→ **Records from a data source**
···

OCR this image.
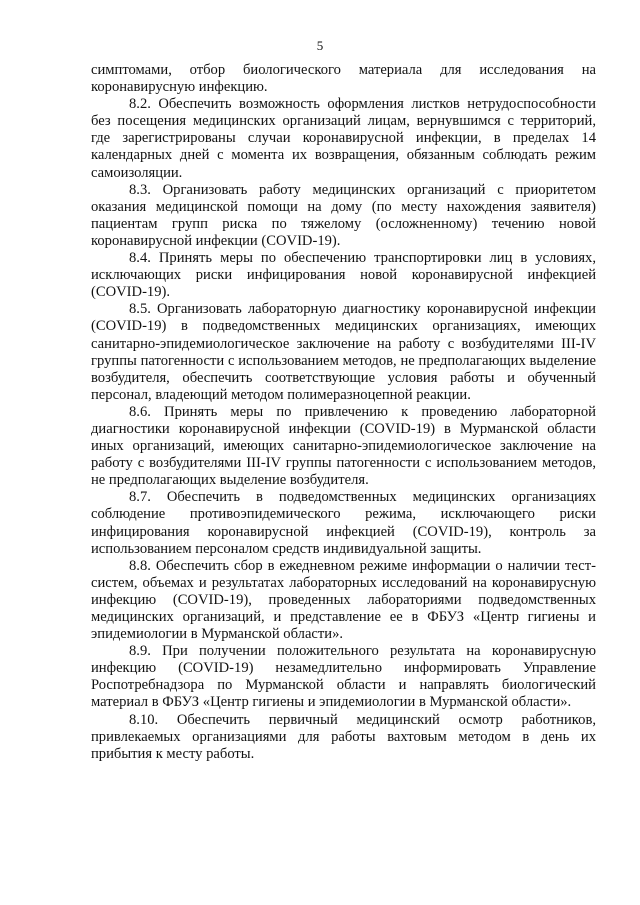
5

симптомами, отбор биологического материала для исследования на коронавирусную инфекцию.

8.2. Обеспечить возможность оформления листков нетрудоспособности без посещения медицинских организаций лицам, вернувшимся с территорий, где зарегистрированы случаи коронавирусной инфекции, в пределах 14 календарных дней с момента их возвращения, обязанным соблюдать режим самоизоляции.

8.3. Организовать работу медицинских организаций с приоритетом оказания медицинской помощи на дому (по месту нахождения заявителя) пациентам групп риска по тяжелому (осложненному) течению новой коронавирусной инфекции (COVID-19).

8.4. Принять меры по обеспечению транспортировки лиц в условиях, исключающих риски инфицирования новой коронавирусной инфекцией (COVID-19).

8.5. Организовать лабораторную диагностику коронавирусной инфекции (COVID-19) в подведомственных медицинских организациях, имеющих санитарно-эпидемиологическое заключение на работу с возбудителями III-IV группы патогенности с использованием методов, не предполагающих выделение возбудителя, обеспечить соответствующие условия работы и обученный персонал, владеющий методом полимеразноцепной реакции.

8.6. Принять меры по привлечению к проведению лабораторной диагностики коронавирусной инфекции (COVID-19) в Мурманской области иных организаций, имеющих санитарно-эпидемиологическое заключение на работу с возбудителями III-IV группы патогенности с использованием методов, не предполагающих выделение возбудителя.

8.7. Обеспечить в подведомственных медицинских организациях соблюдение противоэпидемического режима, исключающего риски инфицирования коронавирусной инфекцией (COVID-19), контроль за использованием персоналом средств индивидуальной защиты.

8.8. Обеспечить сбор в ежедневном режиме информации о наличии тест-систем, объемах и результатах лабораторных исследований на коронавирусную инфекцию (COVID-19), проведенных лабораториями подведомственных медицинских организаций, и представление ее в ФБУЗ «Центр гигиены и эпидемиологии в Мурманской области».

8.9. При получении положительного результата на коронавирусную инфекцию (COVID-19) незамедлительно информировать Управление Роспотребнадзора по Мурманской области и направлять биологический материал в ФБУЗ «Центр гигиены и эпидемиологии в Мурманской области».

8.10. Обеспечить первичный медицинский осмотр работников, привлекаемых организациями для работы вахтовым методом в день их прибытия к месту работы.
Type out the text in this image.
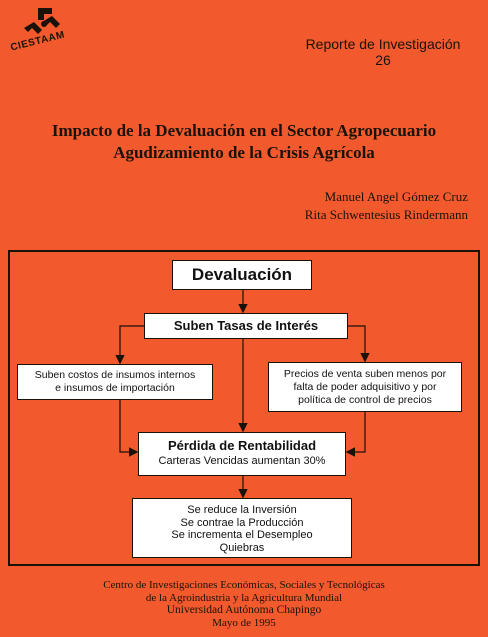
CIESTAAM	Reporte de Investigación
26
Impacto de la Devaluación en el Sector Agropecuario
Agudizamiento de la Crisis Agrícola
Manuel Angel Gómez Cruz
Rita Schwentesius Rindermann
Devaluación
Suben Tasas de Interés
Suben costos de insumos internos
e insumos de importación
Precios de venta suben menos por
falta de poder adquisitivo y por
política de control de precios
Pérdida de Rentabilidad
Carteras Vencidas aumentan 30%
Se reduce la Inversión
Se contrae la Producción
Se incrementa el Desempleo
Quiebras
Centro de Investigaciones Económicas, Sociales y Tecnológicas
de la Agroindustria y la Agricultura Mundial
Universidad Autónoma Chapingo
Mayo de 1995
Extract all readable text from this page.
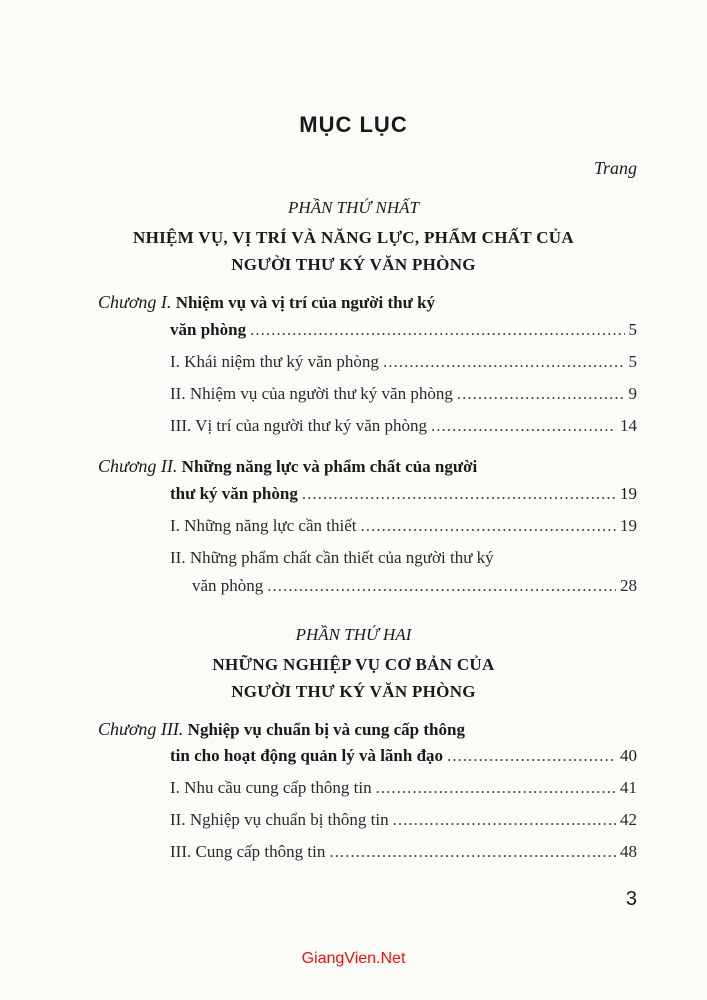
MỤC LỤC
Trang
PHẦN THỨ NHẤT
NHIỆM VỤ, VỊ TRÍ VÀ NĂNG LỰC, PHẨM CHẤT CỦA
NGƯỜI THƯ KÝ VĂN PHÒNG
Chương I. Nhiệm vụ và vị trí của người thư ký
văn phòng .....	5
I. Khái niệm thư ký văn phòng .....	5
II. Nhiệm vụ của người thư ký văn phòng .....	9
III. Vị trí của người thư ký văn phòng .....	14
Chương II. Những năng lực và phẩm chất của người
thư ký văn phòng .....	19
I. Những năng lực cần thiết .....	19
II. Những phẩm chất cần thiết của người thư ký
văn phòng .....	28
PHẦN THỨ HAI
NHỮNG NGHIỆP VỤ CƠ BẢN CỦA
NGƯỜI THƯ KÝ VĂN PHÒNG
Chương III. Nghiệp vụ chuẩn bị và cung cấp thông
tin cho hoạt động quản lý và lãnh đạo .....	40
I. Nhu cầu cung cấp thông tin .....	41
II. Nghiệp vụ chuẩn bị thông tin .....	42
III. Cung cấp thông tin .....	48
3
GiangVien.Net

···

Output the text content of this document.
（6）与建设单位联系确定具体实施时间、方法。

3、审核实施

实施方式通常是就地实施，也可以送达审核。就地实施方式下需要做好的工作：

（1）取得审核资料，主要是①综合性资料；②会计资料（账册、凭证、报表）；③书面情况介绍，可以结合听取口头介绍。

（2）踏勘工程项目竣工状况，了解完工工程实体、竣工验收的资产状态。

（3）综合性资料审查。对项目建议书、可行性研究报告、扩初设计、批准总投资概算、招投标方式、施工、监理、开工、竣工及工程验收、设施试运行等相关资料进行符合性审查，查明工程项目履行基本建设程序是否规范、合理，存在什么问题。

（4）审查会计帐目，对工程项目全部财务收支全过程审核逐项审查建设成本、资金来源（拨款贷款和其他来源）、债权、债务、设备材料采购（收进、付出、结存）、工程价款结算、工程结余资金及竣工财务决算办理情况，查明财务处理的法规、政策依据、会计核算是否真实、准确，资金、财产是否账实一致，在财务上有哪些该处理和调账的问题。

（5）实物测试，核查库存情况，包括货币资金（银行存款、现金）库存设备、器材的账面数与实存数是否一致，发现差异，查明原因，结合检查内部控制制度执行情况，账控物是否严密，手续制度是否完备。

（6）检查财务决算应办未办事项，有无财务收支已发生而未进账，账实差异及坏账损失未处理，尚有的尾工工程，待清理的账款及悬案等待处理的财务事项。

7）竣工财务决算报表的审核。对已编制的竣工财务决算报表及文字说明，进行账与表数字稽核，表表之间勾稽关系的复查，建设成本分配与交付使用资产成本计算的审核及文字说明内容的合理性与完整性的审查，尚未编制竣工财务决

···

→ **Given exercise**
Report each line in the data that holds the word "гигиены".

→ **Exercise answer**
8.8. Обеспечить сбор в ежедневном режиме информации о наличии тест-систем, объемах и результатах лабораторных исследований на коронавирусную инфекцию (COVID-19), проведенных лабораториями подведомственных медицинских организаций, и представление ее в ФБУЗ «Центр гигиены и эпидемиологии в Мурманской области».
8.9. При получении положительного результата на коронавирусную инфекцию (COVID-19) незамедлительно информировать Управление Роспотребнадзора по Мурманской области и направлять биологический материал в ФБУЗ «Центр гигиены и эпидемиологии в Мурманской области».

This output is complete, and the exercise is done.